--- Given passage ---

Today I want to talk about some differences I have seen between TV shows created by women and TV shows created by men. I’m going to be using the example of Stranger Things and The OA.
Major Spoilers Follow, for more than just these two shows.
Both of these shows involve a group of boys in a quiet suburb who get involved with a newly-arrived girl/woman with mysterious origins and apparently supernatural capabilities. She is a Stranger From Afar who shakes up their lives and demands incredible suspension of disbelief. She has been abused by an older man who wanted to push her abilities to their full potential, and harness them for himself. Ultimately, she sacrifices herself and in the process returns the boys to their normal lives, albeit forever changed.
There are also major differences: The OA is an “older” show, with a female lead in her late twenties and a teenaged group of boys; Stranger Things is anchored by children. The OA is also much more ambiguous in its supernatural phenomena. Stranger Things has a much more defined and traditional narrative arc than The OA, which I suspect is part of the reason it’s been much better received (I too struggled with that finale).
But this is the difference I want to focus on:
- Stranger Things was created and directed by two men (the Duffer Brothers). It had one apparent lead executive producer, a man, and eight executive producers in total, seven of whom were men. It also employed two male editors.
- While The OA was also directed by a man, one of its two creators was a woman (Brit Marling, also the star). It was also produced by two women (two out of two), had six executive producers (three of which were women), and four editors, three of which were men.
All other differences aside, this difference significantly impacted how well I was able to connect with each show, because The OA had the following things:
A Complex, Central Female Lead
Stranger Things is much less about Eleven than it is about the boys she befriends. They are the heart of the story; the camera views the whole world from the point of view of these 12-year-old boys; rescuing one of their own is at the heart of the story, and it is for his rescue that Eleven ultimately sacrifices herself. Likely because of this vantage point, Eleven is a cipher, pretty much a blank except for her powers. Apparently good-hearted and wanting to adopt oddly old-fashioned, baby-doll symbols of femininity, but that’s about it – that’s all the boys can discern.

---

What to work on
- 1) Answer each question from the essay comparing Stranger Things and The OA:
(a) How many executive producers did Stranger Things have in total, and how many of them were men?
(b) Which woman was one of the two creators of The OA, and what other role did she have?
(c) How old are the boys through whose point of view the camera in Stranger Things sees the world?
- 2) Summarize the essay comparing Stranger Things and The OA in two sentences.
- 3) Extend the essay comparing Stranger Things and The OA, picking up right after its last sentence.
The rows after this have no connection to the essay comparing Stranger Things and The OA.

--- Provided records ---

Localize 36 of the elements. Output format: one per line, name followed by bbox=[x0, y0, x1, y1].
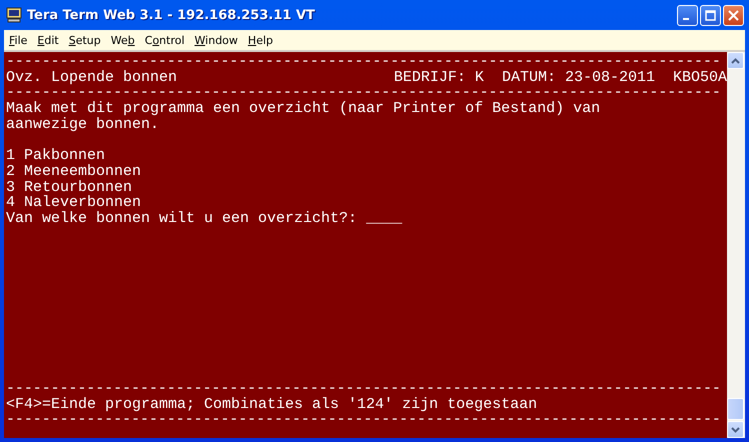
maximize-icon bbox=[705, 10, 716, 20]
description-text: aanwezige bonnen. bbox=[6, 116, 160, 133]
input-field[interactable]: ____ bbox=[366, 210, 402, 227]
menu-item[interactable]: File bbox=[4, 34, 32, 46]
menu-option: 3 Retourbonnen bbox=[6, 178, 132, 196]
company-label: BEDRIJF: K bbox=[394, 70, 484, 86]
menu-option: 4 Naleverbonnen bbox=[6, 194, 142, 212]
separator-line: -------------------------------------------------------------------------------- bbox=[6, 54, 721, 70]
close-icon bbox=[728, 10, 739, 20]
vertical-scrollbar[interactable] bbox=[727, 52, 745, 438]
function-key-hint: <F4>=Einde programma; Combinaties als '124' zijn toegestaan bbox=[6, 396, 538, 413]
scroll-down-icon[interactable] bbox=[727, 421, 744, 438]
menu-option: 2 Meeneembonnen bbox=[6, 162, 142, 180]
minimize-icon bbox=[683, 18, 689, 20]
separator-line: -------------------------------------------------------------------------------- bbox=[6, 412, 721, 428]
scroll-thumb[interactable] bbox=[727, 398, 744, 420]
prompt-text: Van welke bonnen wilt u een overzicht?: bbox=[6, 210, 358, 227]
separator-line: -------------------------------------------------------------------------------- bbox=[6, 380, 721, 397]
screen-title: Ovz. Lopende bonnen bbox=[6, 70, 178, 86]
program-code: KBO50A bbox=[672, 70, 727, 86]
date-label: DATUM: 23-08-2011 bbox=[502, 70, 655, 86]
close-button[interactable] bbox=[723, 4, 744, 26]
scroll-up-icon[interactable] bbox=[727, 52, 744, 69]
menu-item[interactable]: Control bbox=[140, 34, 190, 46]
description-text: Maak met dit programma een overzicht (naar Printer of Bestand) van bbox=[6, 100, 600, 118]
terminal-app-icon bbox=[6, 7, 22, 23]
menu-item[interactable]: Window bbox=[190, 34, 243, 46]
window-title: Tera Term Web 3.1 - 192.168.253.11 VT bbox=[27, 8, 315, 22]
separator-line: -------------------------------------------------------------------------------- bbox=[6, 85, 721, 102]
menu-item[interactable]: Edit bbox=[32, 34, 64, 46]
minimize-button[interactable] bbox=[677, 4, 698, 26]
menu-item[interactable]: Help bbox=[242, 34, 278, 46]
menu-option: 1 Pakbonnen bbox=[6, 147, 106, 164]
maximize-button[interactable] bbox=[700, 4, 721, 26]
menu-item[interactable]: Setup bbox=[64, 34, 106, 46]
menu-item[interactable]: Web bbox=[106, 34, 140, 46]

---

Exercise responses
- 1)
(a) Eight in total, seven of whom were men.
(b) Brit Marling, who was also the star.
(c) Twelve years old.

- 2) The essay compares two shows that share a plot about suburban boys drawn to a mysterious, abused girl or woman with supernatural abilities who finally sacrifices herself. It argues that The OA, which had women among its creators and producers, has a complex central female lead, while Stranger Things, created by two men, centers on the boys and leaves Eleven a cipher defined mostly by her powers.

- 3)
The OA is about OA/Prairie/Nina; her saga is the saga. She is altruistic, self-righteous, judgmental, loving, and selfish all at once, like all new religion messiahs. She fucks up on the regular; she is myopic in her pursuit of her father; she shows some real slivers of cold-heartedness, particularly toward her adopted parents. She craves the approval of older men to replace the father she’s lost, only to fall in love with a man her own age who renders her more vulnerable and compassionate but still myopic. She believes in her own grandeur, unabashedly. She also believes that she is doing good in the world, even despite evidence to the contrary, causing her to frequently bulldoze over dissent and to demand blind faith – which ironically makes her rather similar to her captor/archenemy, Hap.
Visible “Invisible” Women
The most widely-voiced criticism of Stranger Things – which I shared from the get-go – was the show’s treatment of the women that are invisible/non-entities to 12-year-old boys. Ugly duckling teen Barb is unceremoniously killed and mourned by next to no-one while the entire cast of characters is torn apart by the death of 12-year-old Will. This makes more sense when set against the blank mystery of Eleven, Nancy’s depiction as the coveted prize in a social battle between Jonathan and Steve, and Joyce’s sole defining characteristic as a well-meaning but histrionic mother.
More than anything else, this element is what will kill a male-created show for me, partly because it is so easy to overcome, and partly because it is so unhelpful. No one questions that boys in middle school wouldn’t care about someone like Barb – but why does the show’s God (i.e. its creator) take His cue from them? Besides, plenty of men can and do create very convincing and fully-realized “invisible” women – David Lynch (Twin Peaks), Tom Fontana (Oz), Charlie Brooker (Black Mirror).
The OA, meanwhile, actually humanizes its Barb, frumpy teacher Betty Broderick-Allen. It would have been plaintively easy to turn “BBA” into a nagging shrew who tries to sabotage the plot. Instead she is not only an integral part of the boy group but a character with her own struggles who is called upon to save others, sticks her nose where it doesn’t belong, and has twice the pluck and courage of any of the boys. Even more remarkable to me was the bit character Joanne, the angry, disobedient tomboy who Steve takes a liking to. Despite her prickly self-assuredness, Joanne knows she’s invisible, asking Steve after he kisses her if he’s going to dump pig’s blood on her at prom. “Not unless you think it’s hot,” Steve replies, in an interaction that warmed my subaltern-girl heart.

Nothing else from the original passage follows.